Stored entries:
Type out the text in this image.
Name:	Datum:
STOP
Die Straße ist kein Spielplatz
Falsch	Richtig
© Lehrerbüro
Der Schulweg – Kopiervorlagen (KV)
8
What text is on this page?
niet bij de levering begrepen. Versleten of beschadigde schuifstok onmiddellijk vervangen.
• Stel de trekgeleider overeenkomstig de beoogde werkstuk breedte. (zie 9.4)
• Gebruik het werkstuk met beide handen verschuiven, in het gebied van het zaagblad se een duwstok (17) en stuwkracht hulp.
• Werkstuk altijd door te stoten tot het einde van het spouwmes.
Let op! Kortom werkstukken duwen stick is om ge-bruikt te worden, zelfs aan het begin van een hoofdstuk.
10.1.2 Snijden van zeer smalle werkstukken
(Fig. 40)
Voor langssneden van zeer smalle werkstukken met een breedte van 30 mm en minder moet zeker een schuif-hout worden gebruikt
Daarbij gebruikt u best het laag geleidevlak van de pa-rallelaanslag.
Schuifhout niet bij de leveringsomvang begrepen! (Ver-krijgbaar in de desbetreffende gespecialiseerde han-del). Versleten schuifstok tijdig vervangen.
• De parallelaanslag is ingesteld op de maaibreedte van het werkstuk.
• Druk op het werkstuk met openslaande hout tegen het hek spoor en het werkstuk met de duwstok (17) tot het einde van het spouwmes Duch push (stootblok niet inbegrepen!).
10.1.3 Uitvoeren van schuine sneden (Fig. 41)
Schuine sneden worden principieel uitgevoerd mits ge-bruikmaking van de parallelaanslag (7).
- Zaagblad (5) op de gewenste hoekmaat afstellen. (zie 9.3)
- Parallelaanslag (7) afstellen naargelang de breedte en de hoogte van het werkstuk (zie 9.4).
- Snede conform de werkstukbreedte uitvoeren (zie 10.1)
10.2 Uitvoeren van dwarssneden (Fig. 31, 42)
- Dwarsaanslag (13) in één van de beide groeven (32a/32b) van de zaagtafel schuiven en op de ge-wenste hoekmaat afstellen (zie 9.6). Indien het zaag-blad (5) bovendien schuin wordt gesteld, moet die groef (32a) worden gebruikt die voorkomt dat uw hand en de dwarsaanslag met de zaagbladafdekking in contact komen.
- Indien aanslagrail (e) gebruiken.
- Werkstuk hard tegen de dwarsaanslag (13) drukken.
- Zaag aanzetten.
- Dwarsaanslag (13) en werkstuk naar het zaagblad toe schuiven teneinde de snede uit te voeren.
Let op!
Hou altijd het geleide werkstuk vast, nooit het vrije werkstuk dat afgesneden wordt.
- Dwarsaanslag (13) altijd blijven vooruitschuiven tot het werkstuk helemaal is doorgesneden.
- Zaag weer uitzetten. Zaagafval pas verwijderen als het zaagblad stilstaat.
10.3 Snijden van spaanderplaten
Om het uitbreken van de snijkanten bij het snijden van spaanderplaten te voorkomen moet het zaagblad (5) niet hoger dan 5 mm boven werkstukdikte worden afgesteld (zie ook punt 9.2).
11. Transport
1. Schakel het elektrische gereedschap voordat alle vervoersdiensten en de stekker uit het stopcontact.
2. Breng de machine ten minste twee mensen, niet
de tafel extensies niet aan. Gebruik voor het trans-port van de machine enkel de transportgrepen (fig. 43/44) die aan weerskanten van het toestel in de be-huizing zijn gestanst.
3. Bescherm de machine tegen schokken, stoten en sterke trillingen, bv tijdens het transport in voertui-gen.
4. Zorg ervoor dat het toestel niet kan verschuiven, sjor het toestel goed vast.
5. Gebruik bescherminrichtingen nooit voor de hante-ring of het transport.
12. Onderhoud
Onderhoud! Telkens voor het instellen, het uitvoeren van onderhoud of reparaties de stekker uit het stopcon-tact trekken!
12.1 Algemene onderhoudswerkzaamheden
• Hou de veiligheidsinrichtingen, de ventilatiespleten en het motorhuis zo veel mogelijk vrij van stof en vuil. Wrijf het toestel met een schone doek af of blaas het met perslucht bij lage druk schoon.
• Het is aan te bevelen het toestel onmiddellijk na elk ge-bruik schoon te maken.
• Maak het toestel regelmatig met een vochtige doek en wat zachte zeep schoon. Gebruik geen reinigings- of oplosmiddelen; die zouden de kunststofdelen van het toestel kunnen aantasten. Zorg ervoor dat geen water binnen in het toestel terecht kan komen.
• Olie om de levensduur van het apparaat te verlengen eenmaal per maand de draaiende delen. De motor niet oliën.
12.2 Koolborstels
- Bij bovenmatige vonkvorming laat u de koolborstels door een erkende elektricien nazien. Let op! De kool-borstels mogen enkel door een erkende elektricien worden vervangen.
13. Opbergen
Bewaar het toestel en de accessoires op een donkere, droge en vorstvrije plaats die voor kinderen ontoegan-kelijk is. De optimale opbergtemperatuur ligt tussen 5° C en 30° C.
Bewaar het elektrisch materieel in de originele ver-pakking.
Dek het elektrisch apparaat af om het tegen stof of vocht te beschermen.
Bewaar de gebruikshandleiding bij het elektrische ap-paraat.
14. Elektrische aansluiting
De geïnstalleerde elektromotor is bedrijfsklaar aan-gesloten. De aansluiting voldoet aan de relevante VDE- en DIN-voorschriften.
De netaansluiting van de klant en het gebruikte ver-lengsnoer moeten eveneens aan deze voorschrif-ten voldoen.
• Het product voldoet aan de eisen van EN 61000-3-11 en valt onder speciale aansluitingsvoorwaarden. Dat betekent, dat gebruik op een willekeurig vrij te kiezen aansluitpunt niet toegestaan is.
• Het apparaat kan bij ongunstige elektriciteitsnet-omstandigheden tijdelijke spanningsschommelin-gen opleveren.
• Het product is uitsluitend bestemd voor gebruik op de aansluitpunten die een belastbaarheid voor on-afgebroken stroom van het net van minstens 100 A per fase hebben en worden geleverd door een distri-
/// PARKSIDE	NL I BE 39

» **JOB**
Pick out all the lines with the word "nooit" in them and copy them.

» **RESULT OF THIS EXERCISE**
Hou altijd het geleide werkstuk vast, nooit het vrije werkstuk dat afgesneden wordt.
5. Gebruik bescherminrichtingen nooit voor de hante-ring of het transport.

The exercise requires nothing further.